DIRECTIONS:
State how many lines contain the string "content", and write nothing else.

::: SUPPLIED ENTRIES :::

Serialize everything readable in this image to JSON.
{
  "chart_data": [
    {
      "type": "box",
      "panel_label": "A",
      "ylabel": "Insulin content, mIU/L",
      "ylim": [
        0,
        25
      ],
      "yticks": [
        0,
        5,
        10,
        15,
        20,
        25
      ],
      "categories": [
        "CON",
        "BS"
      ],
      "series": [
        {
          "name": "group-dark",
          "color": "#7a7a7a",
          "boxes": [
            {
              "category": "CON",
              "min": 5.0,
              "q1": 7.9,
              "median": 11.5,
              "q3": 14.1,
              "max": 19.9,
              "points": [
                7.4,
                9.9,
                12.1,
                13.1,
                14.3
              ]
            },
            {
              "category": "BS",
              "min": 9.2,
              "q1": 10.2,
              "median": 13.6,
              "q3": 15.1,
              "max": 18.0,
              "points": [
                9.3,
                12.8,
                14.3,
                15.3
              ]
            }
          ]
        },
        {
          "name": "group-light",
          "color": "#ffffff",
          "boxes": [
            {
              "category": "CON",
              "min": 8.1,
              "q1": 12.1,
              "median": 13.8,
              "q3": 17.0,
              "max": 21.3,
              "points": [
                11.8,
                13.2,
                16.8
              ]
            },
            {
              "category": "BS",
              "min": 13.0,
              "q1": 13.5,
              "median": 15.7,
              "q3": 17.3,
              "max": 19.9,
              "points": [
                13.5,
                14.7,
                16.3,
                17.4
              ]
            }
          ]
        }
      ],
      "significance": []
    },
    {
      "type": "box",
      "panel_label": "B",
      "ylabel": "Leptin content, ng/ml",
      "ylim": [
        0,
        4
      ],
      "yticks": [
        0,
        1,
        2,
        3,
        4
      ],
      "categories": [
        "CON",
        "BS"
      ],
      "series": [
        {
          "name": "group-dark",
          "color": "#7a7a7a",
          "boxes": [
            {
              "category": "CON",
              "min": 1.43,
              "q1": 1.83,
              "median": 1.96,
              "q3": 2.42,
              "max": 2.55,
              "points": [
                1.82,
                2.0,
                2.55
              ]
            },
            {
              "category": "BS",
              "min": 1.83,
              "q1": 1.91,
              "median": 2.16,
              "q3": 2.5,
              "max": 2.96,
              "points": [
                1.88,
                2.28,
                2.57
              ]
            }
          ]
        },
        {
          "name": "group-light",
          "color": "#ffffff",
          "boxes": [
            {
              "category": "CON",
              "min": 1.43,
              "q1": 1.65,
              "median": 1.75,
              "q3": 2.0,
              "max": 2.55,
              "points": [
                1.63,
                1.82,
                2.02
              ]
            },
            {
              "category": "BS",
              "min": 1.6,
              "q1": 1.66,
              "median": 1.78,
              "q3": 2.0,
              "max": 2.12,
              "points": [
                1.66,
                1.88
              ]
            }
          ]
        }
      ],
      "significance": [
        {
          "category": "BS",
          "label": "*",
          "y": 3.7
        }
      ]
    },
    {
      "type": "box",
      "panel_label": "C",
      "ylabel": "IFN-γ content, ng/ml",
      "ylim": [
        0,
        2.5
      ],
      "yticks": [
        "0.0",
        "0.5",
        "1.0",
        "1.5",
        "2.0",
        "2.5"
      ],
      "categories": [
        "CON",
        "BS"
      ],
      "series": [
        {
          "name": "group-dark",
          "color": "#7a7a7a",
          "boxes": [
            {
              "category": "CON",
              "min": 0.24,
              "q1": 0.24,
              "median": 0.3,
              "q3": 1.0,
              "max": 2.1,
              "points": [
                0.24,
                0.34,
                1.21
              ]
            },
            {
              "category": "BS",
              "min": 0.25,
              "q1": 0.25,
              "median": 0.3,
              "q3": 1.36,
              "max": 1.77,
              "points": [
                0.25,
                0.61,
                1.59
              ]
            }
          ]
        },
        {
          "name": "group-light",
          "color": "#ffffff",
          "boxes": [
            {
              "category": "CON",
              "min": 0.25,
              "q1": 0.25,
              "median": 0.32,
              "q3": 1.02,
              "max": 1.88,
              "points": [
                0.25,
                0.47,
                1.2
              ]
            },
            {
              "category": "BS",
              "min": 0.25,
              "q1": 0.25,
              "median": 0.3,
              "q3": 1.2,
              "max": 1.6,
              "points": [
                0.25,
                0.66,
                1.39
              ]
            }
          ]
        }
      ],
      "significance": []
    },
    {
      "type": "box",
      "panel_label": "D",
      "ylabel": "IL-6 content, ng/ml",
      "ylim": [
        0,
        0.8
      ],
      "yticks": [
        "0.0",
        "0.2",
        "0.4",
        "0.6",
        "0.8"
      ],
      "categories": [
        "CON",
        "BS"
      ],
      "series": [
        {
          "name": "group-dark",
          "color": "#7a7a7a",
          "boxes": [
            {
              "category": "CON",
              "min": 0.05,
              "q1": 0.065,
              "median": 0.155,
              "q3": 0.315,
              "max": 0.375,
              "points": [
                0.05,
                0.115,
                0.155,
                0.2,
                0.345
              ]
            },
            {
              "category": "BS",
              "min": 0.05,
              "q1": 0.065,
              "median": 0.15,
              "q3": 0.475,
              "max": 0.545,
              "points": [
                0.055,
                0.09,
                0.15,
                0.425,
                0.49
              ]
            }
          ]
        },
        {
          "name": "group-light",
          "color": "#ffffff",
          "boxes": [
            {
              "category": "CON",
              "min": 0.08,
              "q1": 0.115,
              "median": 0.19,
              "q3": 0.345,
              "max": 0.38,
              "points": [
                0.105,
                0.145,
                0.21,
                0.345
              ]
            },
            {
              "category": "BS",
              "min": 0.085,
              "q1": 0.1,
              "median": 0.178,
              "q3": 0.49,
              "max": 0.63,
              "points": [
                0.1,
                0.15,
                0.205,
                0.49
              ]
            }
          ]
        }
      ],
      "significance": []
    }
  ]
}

:::

WRITTEN SOLUTION:
4